### Extracted data entries
= = =

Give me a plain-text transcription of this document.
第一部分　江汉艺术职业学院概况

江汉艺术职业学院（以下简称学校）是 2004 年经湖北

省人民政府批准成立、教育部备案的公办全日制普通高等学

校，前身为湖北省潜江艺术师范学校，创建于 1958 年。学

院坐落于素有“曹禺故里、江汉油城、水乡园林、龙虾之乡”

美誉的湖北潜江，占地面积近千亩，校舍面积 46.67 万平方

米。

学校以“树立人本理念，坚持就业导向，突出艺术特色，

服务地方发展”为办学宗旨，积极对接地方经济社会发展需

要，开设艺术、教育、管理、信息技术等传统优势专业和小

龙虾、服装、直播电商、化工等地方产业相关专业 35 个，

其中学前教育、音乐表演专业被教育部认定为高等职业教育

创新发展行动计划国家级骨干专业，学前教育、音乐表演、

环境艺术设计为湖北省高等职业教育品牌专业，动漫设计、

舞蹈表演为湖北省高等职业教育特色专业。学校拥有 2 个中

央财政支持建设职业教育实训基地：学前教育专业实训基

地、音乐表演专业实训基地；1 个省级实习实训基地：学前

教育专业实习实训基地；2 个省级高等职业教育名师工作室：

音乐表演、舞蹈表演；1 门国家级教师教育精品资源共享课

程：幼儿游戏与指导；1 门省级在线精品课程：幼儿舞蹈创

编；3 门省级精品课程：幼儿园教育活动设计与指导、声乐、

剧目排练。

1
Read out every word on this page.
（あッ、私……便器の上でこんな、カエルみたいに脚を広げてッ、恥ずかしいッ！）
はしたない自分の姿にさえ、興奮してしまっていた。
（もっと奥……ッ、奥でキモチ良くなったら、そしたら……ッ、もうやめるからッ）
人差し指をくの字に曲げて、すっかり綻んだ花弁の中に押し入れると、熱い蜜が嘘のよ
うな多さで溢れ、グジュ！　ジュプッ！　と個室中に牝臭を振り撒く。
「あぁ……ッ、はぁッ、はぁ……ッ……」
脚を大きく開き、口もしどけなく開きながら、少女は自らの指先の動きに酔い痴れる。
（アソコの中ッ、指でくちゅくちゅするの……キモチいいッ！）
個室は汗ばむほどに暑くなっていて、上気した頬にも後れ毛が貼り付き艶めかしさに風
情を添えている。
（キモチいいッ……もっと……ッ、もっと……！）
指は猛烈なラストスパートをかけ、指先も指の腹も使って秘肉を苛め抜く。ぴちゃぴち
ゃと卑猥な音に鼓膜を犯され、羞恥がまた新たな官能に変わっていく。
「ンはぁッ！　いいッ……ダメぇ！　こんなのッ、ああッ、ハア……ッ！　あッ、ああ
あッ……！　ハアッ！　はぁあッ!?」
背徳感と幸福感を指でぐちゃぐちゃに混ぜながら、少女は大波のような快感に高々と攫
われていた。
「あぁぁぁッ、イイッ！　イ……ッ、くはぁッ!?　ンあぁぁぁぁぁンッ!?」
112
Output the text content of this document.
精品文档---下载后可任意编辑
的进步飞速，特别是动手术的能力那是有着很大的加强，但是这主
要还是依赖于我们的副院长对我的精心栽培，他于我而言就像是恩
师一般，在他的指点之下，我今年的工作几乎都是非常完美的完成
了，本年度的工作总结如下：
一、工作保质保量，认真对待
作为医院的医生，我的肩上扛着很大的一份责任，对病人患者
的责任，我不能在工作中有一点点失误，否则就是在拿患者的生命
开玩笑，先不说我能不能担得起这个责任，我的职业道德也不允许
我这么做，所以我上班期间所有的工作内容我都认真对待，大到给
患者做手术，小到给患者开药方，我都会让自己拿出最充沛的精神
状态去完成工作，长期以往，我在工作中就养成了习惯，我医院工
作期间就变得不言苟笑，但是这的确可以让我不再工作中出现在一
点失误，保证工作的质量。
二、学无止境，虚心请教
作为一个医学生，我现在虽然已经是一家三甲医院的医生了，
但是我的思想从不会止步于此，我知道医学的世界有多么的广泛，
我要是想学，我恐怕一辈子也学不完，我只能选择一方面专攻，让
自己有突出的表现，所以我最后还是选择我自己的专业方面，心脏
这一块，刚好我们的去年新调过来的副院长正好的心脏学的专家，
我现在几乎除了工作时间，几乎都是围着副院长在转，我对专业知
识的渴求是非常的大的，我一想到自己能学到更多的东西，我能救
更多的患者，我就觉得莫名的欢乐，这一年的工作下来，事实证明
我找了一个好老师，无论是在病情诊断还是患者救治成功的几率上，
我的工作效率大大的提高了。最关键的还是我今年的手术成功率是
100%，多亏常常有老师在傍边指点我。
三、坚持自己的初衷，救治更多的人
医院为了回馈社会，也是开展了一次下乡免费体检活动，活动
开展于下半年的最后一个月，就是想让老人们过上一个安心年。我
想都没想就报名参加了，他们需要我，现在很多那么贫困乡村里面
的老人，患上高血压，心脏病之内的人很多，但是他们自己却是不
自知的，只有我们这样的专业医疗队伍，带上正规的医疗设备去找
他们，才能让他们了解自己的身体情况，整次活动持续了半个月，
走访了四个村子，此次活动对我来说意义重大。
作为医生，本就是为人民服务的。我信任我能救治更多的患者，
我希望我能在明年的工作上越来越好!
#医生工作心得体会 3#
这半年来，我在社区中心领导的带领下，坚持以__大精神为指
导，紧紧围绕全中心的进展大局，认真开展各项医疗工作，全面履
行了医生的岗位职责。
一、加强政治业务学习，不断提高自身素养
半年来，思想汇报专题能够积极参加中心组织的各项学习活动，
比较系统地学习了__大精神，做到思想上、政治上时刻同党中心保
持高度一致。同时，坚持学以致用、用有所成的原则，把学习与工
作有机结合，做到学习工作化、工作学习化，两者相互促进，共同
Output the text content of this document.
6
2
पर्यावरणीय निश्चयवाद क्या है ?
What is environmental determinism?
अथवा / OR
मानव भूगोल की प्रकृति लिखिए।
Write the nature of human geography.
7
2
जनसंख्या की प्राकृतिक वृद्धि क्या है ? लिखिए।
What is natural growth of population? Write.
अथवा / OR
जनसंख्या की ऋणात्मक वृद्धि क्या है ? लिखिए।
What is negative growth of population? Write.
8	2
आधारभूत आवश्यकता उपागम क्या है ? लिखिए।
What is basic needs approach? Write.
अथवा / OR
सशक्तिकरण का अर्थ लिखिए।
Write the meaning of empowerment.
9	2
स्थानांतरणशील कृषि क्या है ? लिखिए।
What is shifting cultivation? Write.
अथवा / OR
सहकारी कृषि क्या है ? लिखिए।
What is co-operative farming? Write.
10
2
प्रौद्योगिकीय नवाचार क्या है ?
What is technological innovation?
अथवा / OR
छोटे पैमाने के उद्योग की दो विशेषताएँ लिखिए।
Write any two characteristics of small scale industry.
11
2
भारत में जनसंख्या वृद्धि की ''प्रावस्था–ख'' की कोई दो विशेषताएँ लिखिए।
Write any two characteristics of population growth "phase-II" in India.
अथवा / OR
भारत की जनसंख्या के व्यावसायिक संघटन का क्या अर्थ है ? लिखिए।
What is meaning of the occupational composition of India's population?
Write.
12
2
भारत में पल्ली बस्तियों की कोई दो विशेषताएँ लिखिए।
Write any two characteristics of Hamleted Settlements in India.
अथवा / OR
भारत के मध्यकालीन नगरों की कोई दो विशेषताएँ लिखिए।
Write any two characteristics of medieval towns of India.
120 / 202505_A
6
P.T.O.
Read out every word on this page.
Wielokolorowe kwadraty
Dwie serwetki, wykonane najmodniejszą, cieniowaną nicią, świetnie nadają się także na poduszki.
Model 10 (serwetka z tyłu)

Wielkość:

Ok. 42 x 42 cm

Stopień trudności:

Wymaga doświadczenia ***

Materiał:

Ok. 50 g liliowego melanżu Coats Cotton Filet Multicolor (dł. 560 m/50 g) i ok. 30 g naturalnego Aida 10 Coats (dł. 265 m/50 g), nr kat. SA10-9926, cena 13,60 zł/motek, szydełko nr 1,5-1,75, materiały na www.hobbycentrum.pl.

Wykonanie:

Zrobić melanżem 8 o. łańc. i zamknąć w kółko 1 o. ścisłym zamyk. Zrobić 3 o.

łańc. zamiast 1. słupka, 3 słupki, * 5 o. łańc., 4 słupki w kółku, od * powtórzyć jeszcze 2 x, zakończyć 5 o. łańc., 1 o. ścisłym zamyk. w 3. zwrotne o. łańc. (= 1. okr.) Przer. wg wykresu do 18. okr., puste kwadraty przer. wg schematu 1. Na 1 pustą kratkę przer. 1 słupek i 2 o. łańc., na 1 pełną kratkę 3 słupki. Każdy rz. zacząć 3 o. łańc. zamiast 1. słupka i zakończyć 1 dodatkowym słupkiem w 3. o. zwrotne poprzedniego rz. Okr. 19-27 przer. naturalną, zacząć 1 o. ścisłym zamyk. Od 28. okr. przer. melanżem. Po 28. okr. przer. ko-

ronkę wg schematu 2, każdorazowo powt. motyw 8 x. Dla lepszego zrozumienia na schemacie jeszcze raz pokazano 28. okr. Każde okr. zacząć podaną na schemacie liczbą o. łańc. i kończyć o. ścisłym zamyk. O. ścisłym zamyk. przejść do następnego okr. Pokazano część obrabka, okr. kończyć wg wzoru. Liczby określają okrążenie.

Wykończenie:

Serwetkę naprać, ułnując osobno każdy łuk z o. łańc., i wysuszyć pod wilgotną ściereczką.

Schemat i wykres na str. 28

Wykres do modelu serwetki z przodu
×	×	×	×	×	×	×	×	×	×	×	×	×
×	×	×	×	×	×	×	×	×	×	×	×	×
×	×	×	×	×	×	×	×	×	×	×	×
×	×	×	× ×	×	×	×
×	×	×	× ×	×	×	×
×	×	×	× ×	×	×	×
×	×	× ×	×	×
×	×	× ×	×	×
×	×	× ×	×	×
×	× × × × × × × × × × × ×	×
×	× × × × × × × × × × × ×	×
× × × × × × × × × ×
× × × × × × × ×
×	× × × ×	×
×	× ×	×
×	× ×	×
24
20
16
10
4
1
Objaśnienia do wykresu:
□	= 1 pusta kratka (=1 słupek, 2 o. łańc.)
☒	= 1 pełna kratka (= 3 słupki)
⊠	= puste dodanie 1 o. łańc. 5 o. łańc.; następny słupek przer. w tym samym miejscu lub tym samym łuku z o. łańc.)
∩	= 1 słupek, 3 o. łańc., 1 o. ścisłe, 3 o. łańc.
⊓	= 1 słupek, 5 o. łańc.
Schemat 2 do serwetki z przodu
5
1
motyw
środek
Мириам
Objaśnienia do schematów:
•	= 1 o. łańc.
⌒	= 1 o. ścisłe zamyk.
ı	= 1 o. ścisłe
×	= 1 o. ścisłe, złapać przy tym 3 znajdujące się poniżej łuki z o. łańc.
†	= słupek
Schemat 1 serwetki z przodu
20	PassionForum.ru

= = =

### Requirements
Your task is to list each line of the records with the word "łańc".

### Completed task
Zrobić melanżem 8 o. łańc. i zamknąć w kółko 1 o. ścisłym zamyk. Zrobić 3 o.
łańc. zamiast 1. słupka, 3 słupki, * 5 o. łańc., 4 słupki w kółku, od * powtórzyć jeszcze 2 x, zakończyć 5 o. łańc., 1 o. ścisłym zamyk. w 3. zwrotne o. łańc. (= 1. okr.) Przer. wg wykresu do 18. okr., puste kwadraty przer. wg schematu 1. Na 1 pustą kratkę przer. 1 słupek i 2 o. łańc., na 1 pełną kratkę 3 słupki. Każdy rz. zacząć 3 o. łańc. zamiast 1. słupka i zakończyć 1 dodatkowym słupkiem w 3. o. zwrotne poprzedniego rz. Okr. 19-27 przer. naturalną, zacząć 1 o. ścisłym zamyk. Od 28. okr. przer. melanżem. Po 28. okr. przer. ko-
ronkę wg schematu 2, każdorazowo powt. motyw 8 x. Dla lepszego zrozumienia na schemacie jeszcze raz pokazano 28. okr. Każde okr. zacząć podaną na schemacie liczbą o. łańc. i kończyć o. ścisłym zamyk. O. ścisłym zamyk. przejść do następnego okr. Pokazano część obrabka, okr. kończyć wg wzoru. Liczby określają okrążenie.
Serwetkę naprać, ułnując osobno każdy łuk z o. łańc., i wysuszyć pod wilgotną ściereczką.
□	= 1 pusta kratka (=1 słupek, 2 o. łańc.)
⊠	= puste dodanie 1 o. łańc. 5 o. łańc.; następny słupek przer. w tym samym miejscu lub tym samym łuku z o. łańc.)
∩	= 1 słupek, 3 o. łańc., 1 o. ścisłe, 3 o. łańc.
⊓	= 1 słupek, 5 o. łańc.
•	= 1 o. łańc.
×	= 1 o. ścisłe, złapać przy tym 3 znajdujące się poniżej łuki z o. łańc.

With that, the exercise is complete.